* **Source extract**
===============

Yeah, I'm not a Texan I just lived there a while, I'm a North Dakotan with tons of family in Texas, just a log in name guys. Sorry you don't like what you read but it's the way I see it as a local and a land owner. I would have to say it's not so much the out of staters I'm frusfrated with it's the heavy hunting pressure on the public land the season brings, but I solved that problem. As for posted land, generally speaking, you can come ask permission to hunt it and if you are respectful seem like you have a good head on your shoulders and it doesn't interfear with my hunt, I'll probably let you hunt it but as soon as I see a problem, your gone, same with most other posted land anywhere in the country. As for tying myself down I have the run of thousands of acres some mine some others, some posted by me some posted by others that I obtained permission to hunt on, so not a big deal.


----------



## waterfowler7 (Sep 16, 2008)

I agree with the NR's that think they can do whatever they want and tell us how to hunt and what not. Just last weekend me and a couple buddies were scouting and saw four NR's busting a roost not much smaller than the one talked about in the original post


----------



## brucespook (Oct 27, 2006)

txcl, here is the problem, you have 1000 of acres of land (not yours) tied up and no one else can hunt it. Therefore more people are forced to go to the little public land available to hunt, evidently even though you have 1000's of acres of land tied up you still hunt the public land. Why?

===============

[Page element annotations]
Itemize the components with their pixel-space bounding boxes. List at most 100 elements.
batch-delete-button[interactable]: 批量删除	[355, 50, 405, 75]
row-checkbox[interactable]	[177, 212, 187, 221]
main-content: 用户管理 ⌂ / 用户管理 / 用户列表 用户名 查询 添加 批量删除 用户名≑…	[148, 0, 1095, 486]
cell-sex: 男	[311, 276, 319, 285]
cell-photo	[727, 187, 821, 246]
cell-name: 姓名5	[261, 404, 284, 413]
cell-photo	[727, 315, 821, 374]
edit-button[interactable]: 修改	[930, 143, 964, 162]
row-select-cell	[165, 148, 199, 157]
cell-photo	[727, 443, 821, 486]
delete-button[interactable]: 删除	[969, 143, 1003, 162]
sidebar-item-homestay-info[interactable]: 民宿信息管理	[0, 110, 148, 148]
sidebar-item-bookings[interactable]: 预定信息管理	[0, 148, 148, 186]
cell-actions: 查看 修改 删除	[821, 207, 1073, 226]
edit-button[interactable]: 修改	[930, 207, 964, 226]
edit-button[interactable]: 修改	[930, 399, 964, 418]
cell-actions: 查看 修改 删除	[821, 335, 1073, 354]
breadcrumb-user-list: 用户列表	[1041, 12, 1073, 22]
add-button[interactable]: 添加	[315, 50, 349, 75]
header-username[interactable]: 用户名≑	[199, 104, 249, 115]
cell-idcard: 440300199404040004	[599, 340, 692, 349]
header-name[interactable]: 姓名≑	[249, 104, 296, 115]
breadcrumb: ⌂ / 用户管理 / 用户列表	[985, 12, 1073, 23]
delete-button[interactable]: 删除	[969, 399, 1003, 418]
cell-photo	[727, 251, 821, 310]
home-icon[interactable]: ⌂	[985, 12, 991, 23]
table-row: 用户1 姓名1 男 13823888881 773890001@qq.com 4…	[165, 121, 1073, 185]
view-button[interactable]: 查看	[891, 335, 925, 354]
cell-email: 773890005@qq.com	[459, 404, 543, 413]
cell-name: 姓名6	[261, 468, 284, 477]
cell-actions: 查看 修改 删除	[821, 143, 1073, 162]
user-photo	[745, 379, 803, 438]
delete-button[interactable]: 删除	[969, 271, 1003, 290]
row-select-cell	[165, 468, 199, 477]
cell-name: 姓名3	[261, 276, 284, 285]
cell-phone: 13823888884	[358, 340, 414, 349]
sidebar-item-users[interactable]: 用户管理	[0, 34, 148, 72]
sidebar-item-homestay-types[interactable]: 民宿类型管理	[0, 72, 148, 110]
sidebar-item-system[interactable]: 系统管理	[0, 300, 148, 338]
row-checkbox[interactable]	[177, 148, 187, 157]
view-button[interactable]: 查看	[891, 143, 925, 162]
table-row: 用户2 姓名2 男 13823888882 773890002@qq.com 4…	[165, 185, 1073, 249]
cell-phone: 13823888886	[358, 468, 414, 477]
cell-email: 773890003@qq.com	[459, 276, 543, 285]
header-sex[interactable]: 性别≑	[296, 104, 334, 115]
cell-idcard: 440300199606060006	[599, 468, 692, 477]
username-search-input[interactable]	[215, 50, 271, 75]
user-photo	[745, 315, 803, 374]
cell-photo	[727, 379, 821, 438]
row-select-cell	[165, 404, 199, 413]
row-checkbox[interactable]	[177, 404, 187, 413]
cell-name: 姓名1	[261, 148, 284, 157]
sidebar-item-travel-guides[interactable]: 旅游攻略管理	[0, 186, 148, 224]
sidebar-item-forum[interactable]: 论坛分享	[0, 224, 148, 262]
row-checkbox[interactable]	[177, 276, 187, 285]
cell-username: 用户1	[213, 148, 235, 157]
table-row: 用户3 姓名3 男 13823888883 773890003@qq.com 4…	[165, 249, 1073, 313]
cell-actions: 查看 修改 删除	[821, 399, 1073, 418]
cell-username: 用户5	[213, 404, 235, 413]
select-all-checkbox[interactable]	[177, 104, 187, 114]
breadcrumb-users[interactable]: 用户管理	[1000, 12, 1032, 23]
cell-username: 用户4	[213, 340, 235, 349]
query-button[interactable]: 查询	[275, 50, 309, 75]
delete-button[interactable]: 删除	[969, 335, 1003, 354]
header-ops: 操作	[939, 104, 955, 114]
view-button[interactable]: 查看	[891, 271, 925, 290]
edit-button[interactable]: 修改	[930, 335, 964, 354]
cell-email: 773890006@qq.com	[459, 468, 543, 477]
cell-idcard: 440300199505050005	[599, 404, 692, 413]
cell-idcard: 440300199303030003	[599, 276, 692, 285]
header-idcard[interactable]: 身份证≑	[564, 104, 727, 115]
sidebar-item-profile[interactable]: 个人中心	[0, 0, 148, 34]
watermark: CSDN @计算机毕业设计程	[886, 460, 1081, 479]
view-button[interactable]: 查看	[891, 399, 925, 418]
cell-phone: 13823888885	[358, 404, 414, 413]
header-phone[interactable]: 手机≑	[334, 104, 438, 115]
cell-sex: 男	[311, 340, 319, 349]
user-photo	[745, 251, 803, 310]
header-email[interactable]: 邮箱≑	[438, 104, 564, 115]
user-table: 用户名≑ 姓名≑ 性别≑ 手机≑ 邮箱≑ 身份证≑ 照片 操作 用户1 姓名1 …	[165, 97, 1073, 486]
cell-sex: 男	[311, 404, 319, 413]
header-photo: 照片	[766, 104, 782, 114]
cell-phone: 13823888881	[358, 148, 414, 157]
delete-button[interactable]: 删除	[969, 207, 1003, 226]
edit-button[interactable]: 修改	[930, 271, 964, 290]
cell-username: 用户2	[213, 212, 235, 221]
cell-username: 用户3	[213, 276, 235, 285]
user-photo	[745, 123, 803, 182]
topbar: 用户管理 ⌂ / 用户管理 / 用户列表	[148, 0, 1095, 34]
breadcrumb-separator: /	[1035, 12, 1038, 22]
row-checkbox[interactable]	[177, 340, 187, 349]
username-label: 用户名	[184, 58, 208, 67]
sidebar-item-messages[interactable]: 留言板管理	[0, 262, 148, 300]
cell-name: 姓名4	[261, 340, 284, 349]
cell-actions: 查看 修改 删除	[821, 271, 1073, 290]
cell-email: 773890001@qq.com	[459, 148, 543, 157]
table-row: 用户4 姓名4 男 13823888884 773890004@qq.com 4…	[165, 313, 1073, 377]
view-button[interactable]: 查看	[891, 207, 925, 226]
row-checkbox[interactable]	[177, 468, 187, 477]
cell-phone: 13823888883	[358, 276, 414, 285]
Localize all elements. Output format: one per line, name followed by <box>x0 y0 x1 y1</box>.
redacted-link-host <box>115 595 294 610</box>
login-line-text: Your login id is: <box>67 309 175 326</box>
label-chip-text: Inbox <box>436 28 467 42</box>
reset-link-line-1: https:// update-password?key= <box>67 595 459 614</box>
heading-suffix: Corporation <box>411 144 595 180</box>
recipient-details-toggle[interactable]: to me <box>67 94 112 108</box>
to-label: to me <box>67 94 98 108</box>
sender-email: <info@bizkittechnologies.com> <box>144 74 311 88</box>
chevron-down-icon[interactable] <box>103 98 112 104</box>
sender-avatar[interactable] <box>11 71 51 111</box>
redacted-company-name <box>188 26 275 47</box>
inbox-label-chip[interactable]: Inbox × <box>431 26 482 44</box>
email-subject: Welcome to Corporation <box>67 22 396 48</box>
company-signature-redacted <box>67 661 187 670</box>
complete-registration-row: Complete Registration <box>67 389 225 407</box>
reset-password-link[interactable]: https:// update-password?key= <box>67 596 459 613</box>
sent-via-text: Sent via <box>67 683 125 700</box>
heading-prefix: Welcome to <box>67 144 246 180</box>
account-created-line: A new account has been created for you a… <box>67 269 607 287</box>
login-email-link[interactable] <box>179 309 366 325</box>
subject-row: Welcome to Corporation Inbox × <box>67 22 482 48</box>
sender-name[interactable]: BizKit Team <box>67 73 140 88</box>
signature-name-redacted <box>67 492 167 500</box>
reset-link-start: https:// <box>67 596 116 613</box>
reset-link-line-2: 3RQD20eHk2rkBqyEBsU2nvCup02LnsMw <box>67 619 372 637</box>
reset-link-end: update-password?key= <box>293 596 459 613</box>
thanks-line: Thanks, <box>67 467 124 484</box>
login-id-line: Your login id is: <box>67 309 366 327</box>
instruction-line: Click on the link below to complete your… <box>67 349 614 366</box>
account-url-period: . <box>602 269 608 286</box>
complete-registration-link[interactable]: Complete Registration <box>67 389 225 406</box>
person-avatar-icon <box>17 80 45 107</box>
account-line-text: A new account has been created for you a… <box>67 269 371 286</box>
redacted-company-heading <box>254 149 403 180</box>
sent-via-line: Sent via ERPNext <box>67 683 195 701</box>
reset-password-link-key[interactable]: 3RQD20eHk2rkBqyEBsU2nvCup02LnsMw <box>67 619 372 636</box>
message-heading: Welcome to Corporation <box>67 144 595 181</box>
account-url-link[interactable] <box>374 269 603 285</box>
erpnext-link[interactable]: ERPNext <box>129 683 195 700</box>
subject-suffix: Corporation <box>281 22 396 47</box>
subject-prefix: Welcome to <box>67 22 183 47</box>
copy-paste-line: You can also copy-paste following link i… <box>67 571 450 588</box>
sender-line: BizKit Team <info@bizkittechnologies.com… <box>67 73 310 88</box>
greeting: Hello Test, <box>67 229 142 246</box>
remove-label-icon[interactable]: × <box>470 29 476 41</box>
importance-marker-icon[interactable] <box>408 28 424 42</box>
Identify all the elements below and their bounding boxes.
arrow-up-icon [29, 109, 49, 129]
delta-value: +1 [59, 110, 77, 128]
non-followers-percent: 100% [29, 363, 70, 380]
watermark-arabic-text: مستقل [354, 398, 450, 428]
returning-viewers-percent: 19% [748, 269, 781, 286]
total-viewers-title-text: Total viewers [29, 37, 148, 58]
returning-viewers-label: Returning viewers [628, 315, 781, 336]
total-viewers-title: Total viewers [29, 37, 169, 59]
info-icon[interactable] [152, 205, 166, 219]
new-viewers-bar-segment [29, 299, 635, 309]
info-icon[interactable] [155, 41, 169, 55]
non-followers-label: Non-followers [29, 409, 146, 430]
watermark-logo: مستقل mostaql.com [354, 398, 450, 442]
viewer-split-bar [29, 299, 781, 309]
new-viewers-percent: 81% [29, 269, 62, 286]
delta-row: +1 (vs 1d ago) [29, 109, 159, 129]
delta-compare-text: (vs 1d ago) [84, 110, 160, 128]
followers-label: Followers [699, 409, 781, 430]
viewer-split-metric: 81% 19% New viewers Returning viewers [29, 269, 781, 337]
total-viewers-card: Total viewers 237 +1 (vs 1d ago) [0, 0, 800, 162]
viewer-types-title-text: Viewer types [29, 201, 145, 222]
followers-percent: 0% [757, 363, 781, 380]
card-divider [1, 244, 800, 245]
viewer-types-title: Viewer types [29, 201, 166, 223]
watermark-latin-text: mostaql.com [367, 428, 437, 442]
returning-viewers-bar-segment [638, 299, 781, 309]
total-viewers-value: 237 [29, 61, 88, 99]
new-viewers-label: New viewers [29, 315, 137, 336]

===============

* **Set exercise**
Continue the forum thread on hunting pressure and posted land, starting after its last post.

* **Reply to the task**
----------



## nodakoutdoors.com (Feb 27, 2002)

Gooseguy10 said:


> The NR-Res debate is so boring. Let me guess now someone will come on and tell some story about a ND guy being an a-hole b.c they "own the land", then followed by ND guys talking about how the NR's ruin everything, followed by...yawn!


This is so true. There are bad apples EVERYWHERE. In every state, and I'm sure there's one in your township. I know how much it ruins your hunt to run into them, but all you can do is move on. I could go on for hours about what people have done to us, but I could counter with the same stories of scouting new areas and finding new holes to ourselves.

I haven't hunted Lakota in I think 4 years for that same reason, not like it used to be.

At any rate, I really think this thread is going nowhere and I'm sorry for your run-in.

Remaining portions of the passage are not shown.